Task inputs:
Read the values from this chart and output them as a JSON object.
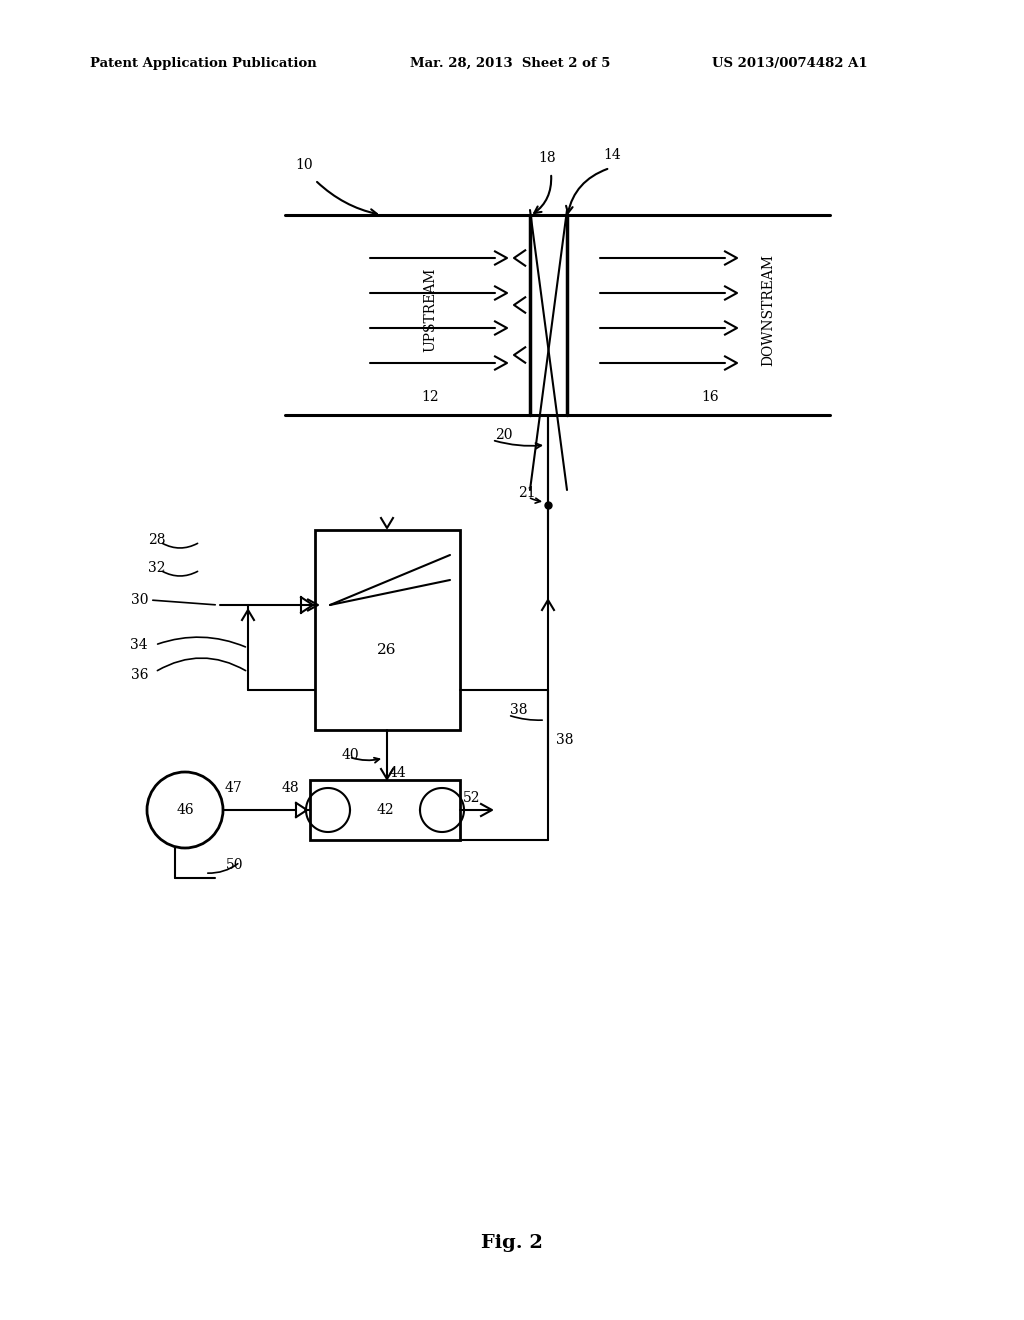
{
  "header_left": "Patent Application Publication",
  "header_mid": "Mar. 28, 2013  Sheet 2 of 5",
  "header_right": "US 2013/0074482 A1",
  "footer_label": "Fig. 2",
  "bg_color": "#ffffff",
  "line_color": "#000000"
}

What this task involves: The material above holds pictures; copy everything else in it exactly.

Reply:
Read the values from this chart and output them as a JSON object.
{
  "header_left": "Patent Application Publication",
  "header_mid": "Mar. 28, 2013  Sheet 2 of 5",
  "header_right": "US 2013/0074482 A1",
  "footer_label": "Fig. 2",
  "bg_color": "#ffffff",
  "line_color": "#000000"
}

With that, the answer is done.